## PROBLEM STATEMENT
Wherever the string "Value" appears in a line, extract that line.

## GIVEN DATA
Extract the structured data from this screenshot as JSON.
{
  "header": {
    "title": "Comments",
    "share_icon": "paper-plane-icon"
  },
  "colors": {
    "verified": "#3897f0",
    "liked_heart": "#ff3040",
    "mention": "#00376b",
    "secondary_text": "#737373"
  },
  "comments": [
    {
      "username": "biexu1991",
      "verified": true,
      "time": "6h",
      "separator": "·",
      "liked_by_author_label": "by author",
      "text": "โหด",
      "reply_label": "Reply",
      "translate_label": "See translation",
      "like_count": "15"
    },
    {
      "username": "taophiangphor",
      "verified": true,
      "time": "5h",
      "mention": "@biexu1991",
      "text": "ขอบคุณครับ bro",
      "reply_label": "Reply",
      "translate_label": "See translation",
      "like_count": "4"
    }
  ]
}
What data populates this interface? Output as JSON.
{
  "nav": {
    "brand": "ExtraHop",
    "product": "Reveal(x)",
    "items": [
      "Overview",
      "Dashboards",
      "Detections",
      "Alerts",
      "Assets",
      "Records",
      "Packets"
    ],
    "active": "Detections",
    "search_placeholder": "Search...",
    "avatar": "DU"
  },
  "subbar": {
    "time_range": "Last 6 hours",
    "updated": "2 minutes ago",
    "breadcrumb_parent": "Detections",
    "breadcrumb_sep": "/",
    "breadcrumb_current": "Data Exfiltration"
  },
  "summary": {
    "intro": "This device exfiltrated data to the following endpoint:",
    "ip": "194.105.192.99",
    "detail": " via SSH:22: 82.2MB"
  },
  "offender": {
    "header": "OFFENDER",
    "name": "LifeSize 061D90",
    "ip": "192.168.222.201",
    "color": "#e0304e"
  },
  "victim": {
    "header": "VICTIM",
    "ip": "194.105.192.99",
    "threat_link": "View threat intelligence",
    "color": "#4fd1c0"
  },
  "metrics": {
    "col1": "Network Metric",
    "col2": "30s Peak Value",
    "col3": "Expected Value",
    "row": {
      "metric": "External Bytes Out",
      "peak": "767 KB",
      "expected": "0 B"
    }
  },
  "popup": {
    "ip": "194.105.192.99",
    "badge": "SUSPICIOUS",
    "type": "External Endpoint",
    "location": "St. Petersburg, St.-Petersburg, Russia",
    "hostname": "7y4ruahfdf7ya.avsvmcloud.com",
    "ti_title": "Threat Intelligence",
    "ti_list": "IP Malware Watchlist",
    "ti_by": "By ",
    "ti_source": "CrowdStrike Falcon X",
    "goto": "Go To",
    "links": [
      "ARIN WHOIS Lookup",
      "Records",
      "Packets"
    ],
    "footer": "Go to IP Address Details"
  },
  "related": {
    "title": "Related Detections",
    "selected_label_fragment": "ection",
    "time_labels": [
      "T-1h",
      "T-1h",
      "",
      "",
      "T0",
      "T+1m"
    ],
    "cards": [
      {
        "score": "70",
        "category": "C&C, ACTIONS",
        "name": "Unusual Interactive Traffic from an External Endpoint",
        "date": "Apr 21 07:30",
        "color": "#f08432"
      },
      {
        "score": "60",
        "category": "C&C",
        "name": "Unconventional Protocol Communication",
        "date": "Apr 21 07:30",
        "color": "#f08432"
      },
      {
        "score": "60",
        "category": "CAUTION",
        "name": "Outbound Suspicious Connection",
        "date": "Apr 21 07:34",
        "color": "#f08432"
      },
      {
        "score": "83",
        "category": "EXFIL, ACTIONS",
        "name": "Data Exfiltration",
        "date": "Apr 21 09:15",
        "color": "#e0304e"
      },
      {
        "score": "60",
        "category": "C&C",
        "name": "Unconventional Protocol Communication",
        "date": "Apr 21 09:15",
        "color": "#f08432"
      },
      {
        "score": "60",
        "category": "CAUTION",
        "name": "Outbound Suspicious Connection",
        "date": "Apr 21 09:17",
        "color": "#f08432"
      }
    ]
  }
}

## ANSWER TO THIS TASK
    "col2": "30s Peak Value",
    "col3": "Expected Value",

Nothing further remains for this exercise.